- [Problem requirements]: Only lines holding the string "this" are wanted; copy each one from the material.

- [Stored records]:
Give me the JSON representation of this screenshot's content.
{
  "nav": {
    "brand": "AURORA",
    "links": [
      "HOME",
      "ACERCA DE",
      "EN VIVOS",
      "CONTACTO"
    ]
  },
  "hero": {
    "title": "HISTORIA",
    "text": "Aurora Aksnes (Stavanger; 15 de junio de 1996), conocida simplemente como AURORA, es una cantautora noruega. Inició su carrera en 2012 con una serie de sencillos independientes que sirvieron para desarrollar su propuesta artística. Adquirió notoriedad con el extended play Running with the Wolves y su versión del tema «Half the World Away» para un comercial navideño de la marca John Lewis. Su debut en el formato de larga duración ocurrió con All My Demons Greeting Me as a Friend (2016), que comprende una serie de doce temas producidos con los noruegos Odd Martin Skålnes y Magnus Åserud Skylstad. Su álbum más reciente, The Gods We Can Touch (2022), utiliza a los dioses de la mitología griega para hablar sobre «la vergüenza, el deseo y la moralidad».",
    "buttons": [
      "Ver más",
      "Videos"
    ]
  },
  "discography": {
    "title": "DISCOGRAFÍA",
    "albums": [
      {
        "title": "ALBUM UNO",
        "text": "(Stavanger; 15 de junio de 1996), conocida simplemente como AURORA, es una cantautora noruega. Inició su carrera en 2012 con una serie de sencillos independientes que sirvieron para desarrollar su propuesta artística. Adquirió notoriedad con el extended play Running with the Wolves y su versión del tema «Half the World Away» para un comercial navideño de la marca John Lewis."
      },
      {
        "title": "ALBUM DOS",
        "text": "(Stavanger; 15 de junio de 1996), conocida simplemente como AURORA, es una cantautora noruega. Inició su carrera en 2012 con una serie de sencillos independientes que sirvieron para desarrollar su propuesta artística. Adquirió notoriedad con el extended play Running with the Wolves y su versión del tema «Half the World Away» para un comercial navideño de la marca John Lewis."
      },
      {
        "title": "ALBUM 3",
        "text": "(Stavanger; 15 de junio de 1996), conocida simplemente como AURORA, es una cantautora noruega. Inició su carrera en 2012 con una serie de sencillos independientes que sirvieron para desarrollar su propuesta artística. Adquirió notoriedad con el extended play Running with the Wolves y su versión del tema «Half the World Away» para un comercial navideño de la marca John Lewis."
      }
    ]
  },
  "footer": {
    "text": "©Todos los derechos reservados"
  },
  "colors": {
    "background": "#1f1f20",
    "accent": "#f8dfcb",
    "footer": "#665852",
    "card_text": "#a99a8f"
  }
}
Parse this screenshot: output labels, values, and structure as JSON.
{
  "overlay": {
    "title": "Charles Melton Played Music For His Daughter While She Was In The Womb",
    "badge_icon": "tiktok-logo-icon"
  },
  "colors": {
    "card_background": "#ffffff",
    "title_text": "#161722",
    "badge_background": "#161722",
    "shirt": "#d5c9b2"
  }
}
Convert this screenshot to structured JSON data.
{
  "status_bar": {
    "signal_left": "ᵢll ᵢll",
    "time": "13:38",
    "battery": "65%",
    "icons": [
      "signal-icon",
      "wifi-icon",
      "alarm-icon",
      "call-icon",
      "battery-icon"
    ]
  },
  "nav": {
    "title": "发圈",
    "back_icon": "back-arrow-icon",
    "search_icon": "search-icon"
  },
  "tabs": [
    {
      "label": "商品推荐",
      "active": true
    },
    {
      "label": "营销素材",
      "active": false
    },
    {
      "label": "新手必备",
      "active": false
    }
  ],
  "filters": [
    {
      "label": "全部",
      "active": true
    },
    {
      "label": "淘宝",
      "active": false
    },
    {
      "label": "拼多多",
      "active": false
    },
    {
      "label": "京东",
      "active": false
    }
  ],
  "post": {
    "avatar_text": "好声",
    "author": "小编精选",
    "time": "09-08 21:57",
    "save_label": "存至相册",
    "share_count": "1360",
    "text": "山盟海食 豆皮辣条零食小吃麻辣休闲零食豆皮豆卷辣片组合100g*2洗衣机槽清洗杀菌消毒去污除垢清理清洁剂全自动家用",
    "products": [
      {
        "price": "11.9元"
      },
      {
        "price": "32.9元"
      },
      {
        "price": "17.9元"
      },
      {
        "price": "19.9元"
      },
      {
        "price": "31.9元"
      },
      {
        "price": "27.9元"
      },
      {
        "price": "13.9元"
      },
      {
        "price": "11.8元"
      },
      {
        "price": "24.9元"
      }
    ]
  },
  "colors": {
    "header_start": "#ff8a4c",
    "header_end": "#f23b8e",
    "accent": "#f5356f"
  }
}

- [Expected output]:
Give me the JSON representation of this screenshot's content.
Parse this screenshot: output labels, values, and structure as JSON.
Convert this screenshot to structured JSON data.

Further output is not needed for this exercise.